-- Start of Data to process --
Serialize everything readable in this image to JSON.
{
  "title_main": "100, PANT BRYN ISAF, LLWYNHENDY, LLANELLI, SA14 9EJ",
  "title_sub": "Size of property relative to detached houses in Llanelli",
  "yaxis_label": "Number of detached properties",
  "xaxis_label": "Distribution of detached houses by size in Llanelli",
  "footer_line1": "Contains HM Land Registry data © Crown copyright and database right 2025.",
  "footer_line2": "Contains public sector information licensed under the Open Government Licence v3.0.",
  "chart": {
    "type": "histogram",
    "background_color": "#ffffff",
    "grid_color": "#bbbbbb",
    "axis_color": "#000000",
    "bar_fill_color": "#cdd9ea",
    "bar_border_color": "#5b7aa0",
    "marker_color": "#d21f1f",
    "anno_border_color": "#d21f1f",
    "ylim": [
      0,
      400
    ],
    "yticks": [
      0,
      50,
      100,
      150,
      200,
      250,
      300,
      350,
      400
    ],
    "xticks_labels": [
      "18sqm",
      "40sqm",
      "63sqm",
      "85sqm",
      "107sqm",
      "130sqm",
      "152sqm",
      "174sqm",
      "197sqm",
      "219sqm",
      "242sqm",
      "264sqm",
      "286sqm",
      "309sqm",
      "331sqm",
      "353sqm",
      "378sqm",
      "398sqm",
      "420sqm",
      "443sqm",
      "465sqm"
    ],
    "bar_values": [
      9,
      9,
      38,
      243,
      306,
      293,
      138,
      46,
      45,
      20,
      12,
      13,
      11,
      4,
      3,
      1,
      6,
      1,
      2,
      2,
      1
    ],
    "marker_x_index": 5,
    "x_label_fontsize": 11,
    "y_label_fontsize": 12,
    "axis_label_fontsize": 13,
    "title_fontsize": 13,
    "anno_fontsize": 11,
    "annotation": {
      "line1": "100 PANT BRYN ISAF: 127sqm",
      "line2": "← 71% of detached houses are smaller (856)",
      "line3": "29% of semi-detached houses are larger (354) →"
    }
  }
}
-- End of Data to process --
#### [Problem]
Copy out the data shown above without altering anything.

#### [Solution for this exercise]
Serialize everything readable in this image to JSON.
{
  "title_main": "100, PANT BRYN ISAF, LLWYNHENDY, LLANELLI, SA14 9EJ",
  "title_sub": "Size of property relative to detached houses in Llanelli",
  "yaxis_label": "Number of detached properties",
  "xaxis_label": "Distribution of detached houses by size in Llanelli",
  "footer_line1": "Contains HM Land Registry data © Crown copyright and database right 2025.",
  "footer_line2": "Contains public sector information licensed under the Open Government Licence v3.0.",
  "chart": {
    "type": "histogram",
    "background_color": "#ffffff",
    "grid_color": "#bbbbbb",
    "axis_color": "#000000",
    "bar_fill_color": "#cdd9ea",
    "bar_border_color": "#5b7aa0",
    "marker_color": "#d21f1f",
    "anno_border_color": "#d21f1f",
    "ylim": [
      0,
      400
    ],
    "yticks": [
      0,
      50,
      100,
      150,
      200,
      250,
      300,
      350,
      400
    ],
    "xticks_labels": [
      "18sqm",
      "40sqm",
      "63sqm",
      "85sqm",
      "107sqm",
      "130sqm",
      "152sqm",
      "174sqm",
      "197sqm",
      "219sqm",
      "242sqm",
      "264sqm",
      "286sqm",
      "309sqm",
      "331sqm",
      "353sqm",
      "378sqm",
      "398sqm",
      "420sqm",
      "443sqm",
      "465sqm"
    ],
    "bar_values": [
      9,
      9,
      38,
      243,
      306,
      293,
      138,
      46,
      45,
      20,
      12,
      13,
      11,
      4,
      3,
      1,
      6,
      1,
      2,
      2,
      1
    ],
    "marker_x_index": 5,
    "x_label_fontsize": 11,
    "y_label_fontsize": 12,
    "axis_label_fontsize": 13,
    "title_fontsize": 13,
    "anno_fontsize": 11,
    "annotation": {
      "line1": "100 PANT BRYN ISAF: 127sqm",
      "line2": "← 71% of detached houses are smaller (856)",
      "line3": "29% of semi-detached houses are larger (354) →"
    }
  }
}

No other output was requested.